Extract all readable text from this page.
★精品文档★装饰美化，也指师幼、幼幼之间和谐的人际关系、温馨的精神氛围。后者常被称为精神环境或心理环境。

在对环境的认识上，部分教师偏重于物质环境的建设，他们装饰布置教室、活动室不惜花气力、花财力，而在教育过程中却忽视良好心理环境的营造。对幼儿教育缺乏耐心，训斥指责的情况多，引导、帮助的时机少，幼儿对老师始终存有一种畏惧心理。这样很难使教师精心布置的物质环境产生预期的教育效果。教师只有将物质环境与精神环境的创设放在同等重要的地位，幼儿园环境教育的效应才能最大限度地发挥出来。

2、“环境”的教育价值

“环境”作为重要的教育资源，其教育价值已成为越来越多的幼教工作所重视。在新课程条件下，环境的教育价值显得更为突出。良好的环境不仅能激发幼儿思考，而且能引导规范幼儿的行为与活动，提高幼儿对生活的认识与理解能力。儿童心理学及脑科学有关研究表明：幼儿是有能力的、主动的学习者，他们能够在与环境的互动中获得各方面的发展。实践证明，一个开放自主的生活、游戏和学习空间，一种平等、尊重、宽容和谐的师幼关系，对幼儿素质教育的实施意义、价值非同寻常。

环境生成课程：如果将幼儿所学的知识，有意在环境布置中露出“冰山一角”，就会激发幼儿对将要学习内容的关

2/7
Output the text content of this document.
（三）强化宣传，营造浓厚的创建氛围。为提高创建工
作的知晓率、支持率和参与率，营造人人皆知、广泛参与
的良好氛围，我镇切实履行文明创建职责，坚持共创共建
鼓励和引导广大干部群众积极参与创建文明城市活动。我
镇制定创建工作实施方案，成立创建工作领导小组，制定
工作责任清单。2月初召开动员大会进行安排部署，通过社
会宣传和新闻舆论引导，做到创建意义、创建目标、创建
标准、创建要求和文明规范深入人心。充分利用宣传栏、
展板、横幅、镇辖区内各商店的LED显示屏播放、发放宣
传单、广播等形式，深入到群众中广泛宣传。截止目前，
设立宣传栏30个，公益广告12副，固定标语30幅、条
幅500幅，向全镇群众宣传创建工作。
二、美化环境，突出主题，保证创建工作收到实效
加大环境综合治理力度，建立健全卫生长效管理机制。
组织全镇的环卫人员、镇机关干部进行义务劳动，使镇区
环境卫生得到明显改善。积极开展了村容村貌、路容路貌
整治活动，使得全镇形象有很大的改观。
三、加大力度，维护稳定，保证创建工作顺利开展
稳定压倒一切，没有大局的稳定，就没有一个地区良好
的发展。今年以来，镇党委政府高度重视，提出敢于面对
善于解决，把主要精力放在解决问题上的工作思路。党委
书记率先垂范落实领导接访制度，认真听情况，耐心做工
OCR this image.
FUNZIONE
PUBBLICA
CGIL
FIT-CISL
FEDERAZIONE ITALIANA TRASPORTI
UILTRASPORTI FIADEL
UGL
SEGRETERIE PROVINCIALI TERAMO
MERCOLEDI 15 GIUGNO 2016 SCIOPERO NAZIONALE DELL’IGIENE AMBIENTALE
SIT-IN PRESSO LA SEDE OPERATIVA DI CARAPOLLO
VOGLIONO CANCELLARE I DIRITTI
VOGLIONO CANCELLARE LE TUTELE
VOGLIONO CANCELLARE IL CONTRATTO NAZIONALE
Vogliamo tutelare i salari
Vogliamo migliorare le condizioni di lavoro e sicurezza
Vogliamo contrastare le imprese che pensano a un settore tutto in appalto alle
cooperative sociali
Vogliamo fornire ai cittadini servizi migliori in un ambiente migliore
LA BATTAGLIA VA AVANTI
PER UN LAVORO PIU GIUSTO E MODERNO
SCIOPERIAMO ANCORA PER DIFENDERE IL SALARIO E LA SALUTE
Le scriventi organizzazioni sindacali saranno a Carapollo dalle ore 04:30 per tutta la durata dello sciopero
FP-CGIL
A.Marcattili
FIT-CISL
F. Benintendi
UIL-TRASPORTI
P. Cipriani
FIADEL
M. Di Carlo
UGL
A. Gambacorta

Description of the task
Exactly reproduce every line of the records.

Reply to the exercise
Extract all readable text from this page.
★精品文档★装饰美化，也指师幼、幼幼之间和谐的人际关系、温馨的精神氛围。后者常被称为精神环境或心理环境。

在对环境的认识上，部分教师偏重于物质环境的建设，他们装饰布置教室、活动室不惜花气力、花财力，而在教育过程中却忽视良好心理环境的营造。对幼儿教育缺乏耐心，训斥指责的情况多，引导、帮助的时机少，幼儿对老师始终存有一种畏惧心理。这样很难使教师精心布置的物质环境产生预期的教育效果。教师只有将物质环境与精神环境的创设放在同等重要的地位，幼儿园环境教育的效应才能最大限度地发挥出来。

2、“环境”的教育价值

“环境”作为重要的教育资源，其教育价值已成为越来越多的幼教工作所重视。在新课程条件下，环境的教育价值显得更为突出。良好的环境不仅能激发幼儿思考，而且能引导规范幼儿的行为与活动，提高幼儿对生活的认识与理解能力。儿童心理学及脑科学有关研究表明：幼儿是有能力的、主动的学习者，他们能够在与环境的互动中获得各方面的发展。实践证明，一个开放自主的生活、游戏和学习空间，一种平等、尊重、宽容和谐的师幼关系，对幼儿素质教育的实施意义、价值非同寻常。

环境生成课程：如果将幼儿所学的知识，有意在环境布置中露出“冰山一角”，就会激发幼儿对将要学习内容的关

2/7
Output the text content of this document.
（三）强化宣传，营造浓厚的创建氛围。为提高创建工
作的知晓率、支持率和参与率，营造人人皆知、广泛参与
的良好氛围，我镇切实履行文明创建职责，坚持共创共建
鼓励和引导广大干部群众积极参与创建文明城市活动。我
镇制定创建工作实施方案，成立创建工作领导小组，制定
工作责任清单。2月初召开动员大会进行安排部署，通过社
会宣传和新闻舆论引导，做到创建意义、创建目标、创建
标准、创建要求和文明规范深入人心。充分利用宣传栏、
展板、横幅、镇辖区内各商店的LED显示屏播放、发放宣
传单、广播等形式，深入到群众中广泛宣传。截止目前，
设立宣传栏30个，公益广告12副，固定标语30幅、条
幅500幅，向全镇群众宣传创建工作。
二、美化环境，突出主题，保证创建工作收到实效
加大环境综合治理力度，建立健全卫生长效管理机制。
组织全镇的环卫人员、镇机关干部进行义务劳动，使镇区
环境卫生得到明显改善。积极开展了村容村貌、路容路貌
整治活动，使得全镇形象有很大的改观。
三、加大力度，维护稳定，保证创建工作顺利开展
稳定压倒一切，没有大局的稳定，就没有一个地区良好
的发展。今年以来，镇党委政府高度重视，提出敢于面对
善于解决，把主要精力放在解决问题上的工作思路。党委
书记率先垂范落实领导接访制度，认真听情况，耐心做工
OCR this image.
FUNZIONE
PUBBLICA
CGIL
FIT-CISL
FEDERAZIONE ITALIANA TRASPORTI
UILTRASPORTI FIADEL
UGL
SEGRETERIE PROVINCIALI TERAMO
MERCOLEDI 15 GIUGNO 2016 SCIOPERO NAZIONALE DELL’IGIENE AMBIENTALE
SIT-IN PRESSO LA SEDE OPERATIVA DI CARAPOLLO
VOGLIONO CANCELLARE I DIRITTI
VOGLIONO CANCELLARE LE TUTELE
VOGLIONO CANCELLARE IL CONTRATTO NAZIONALE
Vogliamo tutelare i salari
Vogliamo migliorare le condizioni di lavoro e sicurezza
Vogliamo contrastare le imprese che pensano a un settore tutto in appalto alle
cooperative sociali
Vogliamo fornire ai cittadini servizi migliori in un ambiente migliore
LA BATTAGLIA VA AVANTI
PER UN LAVORO PIU GIUSTO E MODERNO
SCIOPERIAMO ANCORA PER DIFENDERE IL SALARIO E LA SALUTE
Le scriventi organizzazioni sindacali saranno a Carapollo dalle ore 04:30 per tutta la durata dello sciopero
FP-CGIL
A.Marcattili
FIT-CISL
F. Benintendi
UIL-TRASPORTI
P. Cipriani
FIADEL
M. Di Carlo
UGL
A. Gambacorta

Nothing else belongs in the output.